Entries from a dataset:

+++++

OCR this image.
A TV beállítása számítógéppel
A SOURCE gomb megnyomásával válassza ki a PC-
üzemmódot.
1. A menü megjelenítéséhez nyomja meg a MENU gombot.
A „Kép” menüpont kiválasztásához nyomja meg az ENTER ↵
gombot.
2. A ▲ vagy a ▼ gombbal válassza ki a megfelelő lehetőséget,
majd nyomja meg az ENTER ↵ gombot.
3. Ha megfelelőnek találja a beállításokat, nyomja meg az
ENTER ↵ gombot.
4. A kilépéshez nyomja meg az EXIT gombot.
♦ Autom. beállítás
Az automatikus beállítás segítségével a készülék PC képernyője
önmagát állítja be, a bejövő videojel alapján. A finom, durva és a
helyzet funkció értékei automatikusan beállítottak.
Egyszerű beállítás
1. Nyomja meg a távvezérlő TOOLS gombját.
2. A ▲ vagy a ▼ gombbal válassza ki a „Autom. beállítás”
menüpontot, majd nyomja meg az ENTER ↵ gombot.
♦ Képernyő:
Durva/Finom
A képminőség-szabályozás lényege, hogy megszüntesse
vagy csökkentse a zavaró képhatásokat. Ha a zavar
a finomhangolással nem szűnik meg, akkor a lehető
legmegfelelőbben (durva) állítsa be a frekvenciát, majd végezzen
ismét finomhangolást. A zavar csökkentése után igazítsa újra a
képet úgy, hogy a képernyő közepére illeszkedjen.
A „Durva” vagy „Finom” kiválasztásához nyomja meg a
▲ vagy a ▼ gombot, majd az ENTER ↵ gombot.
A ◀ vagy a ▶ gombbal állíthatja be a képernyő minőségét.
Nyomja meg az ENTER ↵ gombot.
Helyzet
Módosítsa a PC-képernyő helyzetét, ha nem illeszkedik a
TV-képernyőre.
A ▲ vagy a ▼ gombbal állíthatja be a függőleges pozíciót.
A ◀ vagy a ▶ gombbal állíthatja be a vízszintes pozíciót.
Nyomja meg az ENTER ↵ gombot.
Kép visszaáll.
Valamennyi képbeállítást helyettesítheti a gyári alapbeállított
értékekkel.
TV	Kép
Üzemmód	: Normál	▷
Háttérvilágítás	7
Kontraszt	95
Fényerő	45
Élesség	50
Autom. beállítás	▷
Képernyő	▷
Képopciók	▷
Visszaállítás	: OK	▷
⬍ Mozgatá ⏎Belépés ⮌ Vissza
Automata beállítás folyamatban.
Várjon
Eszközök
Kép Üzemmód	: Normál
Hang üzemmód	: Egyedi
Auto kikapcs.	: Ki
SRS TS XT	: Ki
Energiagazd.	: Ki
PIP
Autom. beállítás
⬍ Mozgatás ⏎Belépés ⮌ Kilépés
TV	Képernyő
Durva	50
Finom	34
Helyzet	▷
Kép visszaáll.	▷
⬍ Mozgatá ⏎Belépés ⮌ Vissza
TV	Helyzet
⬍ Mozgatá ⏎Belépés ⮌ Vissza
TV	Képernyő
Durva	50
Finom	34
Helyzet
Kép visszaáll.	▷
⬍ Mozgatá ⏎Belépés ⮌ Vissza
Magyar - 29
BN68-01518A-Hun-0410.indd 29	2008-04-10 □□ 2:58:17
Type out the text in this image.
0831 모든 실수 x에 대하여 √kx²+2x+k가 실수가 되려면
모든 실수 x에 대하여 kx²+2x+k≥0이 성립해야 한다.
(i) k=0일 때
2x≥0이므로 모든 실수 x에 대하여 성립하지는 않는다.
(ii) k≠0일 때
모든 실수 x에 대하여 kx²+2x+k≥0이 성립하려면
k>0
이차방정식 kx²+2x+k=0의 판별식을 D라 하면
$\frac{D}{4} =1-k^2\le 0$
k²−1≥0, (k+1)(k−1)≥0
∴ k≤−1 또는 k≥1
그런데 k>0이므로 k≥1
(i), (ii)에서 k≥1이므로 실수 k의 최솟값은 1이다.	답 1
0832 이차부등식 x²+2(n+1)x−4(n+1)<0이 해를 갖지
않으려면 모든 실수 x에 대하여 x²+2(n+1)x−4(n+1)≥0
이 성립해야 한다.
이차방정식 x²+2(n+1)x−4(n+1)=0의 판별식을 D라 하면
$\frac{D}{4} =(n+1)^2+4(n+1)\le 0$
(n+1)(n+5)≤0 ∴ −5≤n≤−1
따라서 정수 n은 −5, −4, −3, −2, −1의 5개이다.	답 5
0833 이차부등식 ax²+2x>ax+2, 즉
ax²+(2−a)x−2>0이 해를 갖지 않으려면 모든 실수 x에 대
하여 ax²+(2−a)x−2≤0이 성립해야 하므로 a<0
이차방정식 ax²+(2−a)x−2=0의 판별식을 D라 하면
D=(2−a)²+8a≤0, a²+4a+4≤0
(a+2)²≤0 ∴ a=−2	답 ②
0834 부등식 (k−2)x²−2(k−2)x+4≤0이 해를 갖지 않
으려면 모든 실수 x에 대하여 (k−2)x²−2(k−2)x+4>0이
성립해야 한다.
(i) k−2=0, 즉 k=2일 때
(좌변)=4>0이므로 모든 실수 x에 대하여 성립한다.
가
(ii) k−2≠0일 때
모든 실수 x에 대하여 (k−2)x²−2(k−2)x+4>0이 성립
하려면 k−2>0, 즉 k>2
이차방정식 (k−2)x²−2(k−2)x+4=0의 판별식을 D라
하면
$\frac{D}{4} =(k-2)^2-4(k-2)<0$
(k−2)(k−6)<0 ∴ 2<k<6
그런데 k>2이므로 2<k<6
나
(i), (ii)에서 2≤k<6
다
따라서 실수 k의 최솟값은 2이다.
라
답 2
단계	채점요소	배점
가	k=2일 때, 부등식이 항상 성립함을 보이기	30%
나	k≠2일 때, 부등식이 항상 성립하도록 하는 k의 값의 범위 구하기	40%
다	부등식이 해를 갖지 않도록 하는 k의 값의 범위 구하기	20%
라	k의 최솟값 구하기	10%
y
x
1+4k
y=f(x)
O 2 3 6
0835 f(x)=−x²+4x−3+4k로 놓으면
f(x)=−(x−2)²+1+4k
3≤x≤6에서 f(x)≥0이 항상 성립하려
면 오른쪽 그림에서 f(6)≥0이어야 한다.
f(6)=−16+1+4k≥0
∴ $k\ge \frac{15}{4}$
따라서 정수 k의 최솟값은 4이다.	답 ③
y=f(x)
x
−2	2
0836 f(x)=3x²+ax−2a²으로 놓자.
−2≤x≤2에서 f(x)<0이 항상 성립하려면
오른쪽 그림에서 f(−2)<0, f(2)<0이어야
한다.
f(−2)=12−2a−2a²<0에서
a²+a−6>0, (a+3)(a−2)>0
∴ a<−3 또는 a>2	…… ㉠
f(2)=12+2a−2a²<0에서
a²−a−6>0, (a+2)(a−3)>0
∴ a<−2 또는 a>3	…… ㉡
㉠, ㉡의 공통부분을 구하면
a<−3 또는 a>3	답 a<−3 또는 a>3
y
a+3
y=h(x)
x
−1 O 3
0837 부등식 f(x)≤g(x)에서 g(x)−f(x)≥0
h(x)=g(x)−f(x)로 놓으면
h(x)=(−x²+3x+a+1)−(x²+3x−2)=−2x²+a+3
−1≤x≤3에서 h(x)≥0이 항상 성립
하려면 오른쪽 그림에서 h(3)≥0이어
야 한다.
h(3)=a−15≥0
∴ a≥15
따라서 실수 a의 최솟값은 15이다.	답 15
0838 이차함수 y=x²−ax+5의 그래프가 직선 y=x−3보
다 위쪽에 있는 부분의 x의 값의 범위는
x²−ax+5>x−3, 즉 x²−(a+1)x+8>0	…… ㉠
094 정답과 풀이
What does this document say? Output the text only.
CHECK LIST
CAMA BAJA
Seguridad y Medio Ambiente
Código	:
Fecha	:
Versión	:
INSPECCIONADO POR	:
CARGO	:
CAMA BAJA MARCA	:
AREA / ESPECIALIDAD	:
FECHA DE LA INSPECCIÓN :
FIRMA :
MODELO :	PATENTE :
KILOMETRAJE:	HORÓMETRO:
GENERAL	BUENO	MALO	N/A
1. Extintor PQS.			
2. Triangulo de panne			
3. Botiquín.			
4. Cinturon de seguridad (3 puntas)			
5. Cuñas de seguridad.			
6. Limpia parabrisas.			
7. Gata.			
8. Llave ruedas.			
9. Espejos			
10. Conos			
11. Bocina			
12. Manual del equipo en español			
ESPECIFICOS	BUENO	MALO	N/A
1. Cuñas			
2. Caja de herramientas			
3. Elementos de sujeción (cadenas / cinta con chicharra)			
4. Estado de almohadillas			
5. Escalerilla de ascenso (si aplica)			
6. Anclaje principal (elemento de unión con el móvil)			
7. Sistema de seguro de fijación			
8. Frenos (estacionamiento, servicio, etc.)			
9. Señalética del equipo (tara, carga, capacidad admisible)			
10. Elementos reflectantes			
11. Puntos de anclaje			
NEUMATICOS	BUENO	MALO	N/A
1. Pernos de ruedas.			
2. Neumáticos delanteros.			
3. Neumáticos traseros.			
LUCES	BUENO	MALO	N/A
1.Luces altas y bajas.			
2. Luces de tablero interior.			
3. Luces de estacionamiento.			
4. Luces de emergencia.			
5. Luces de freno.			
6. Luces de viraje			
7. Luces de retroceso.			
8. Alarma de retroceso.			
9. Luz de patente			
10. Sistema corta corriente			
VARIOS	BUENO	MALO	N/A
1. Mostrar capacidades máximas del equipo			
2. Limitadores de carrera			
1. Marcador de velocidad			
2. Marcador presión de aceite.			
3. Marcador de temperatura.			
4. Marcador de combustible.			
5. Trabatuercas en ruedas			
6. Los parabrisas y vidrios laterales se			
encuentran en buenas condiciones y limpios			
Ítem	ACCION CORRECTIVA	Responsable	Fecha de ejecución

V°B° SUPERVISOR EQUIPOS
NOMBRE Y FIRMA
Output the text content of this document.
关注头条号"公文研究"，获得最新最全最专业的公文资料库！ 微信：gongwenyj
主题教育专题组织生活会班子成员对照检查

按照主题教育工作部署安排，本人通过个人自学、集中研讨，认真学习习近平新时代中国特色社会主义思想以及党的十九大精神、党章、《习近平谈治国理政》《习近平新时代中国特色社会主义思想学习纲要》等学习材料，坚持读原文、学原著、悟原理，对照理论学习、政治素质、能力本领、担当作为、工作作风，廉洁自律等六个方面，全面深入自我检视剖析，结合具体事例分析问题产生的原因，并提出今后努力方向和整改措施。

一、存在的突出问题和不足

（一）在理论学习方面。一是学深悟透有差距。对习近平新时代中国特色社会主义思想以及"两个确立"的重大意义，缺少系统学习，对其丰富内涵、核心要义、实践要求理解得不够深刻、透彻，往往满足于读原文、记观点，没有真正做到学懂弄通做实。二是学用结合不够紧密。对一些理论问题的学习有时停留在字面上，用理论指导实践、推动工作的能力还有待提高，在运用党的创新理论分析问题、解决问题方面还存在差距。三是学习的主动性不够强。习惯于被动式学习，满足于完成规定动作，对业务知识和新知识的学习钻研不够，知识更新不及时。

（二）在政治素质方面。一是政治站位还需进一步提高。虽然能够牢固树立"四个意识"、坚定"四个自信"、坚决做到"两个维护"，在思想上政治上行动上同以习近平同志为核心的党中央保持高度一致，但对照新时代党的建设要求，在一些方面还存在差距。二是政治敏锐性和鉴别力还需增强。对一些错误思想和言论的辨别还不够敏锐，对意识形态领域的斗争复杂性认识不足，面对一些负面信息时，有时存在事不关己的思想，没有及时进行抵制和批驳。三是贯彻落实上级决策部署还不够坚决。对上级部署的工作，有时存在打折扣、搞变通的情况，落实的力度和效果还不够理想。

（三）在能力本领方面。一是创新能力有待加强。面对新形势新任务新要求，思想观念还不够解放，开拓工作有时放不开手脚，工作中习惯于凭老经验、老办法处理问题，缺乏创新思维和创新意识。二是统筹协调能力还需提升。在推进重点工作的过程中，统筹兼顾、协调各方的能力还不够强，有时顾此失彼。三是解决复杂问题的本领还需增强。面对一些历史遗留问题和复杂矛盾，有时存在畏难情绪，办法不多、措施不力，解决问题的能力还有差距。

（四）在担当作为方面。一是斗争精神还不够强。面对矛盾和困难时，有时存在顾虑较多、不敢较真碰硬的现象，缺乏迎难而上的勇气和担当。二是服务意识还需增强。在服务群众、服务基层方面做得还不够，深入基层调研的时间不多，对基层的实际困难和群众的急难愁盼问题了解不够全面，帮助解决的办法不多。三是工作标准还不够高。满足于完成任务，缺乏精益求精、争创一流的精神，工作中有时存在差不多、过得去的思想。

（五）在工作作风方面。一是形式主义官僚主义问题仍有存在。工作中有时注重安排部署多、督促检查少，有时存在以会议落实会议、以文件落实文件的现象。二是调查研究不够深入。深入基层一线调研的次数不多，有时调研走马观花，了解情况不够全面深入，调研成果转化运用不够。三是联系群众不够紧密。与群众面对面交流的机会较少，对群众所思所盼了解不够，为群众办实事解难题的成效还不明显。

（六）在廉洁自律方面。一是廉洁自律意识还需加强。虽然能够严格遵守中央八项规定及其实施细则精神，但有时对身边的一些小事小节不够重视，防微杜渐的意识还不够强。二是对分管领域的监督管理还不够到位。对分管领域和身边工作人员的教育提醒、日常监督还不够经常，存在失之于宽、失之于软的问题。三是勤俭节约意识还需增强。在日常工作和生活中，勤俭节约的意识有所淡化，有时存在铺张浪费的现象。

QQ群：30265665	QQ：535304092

+++++

* **GOAL OF THE EXERCISE**: Out of the records, collect only those lines that contain the string "gombot".

* **WRITTEN ANSWER**:
1. A menü megjelenítéséhez nyomja meg a MENU gombot.
gombot.
majd nyomja meg az ENTER ↵ gombot.
ENTER ↵ gombot.
4. A kilépéshez nyomja meg az EXIT gombot.
menüpontot, majd nyomja meg az ENTER ↵ gombot.
▲ vagy a ▼ gombot, majd az ENTER ↵ gombot.
Nyomja meg az ENTER ↵ gombot.
Nyomja meg az ENTER ↵ gombot.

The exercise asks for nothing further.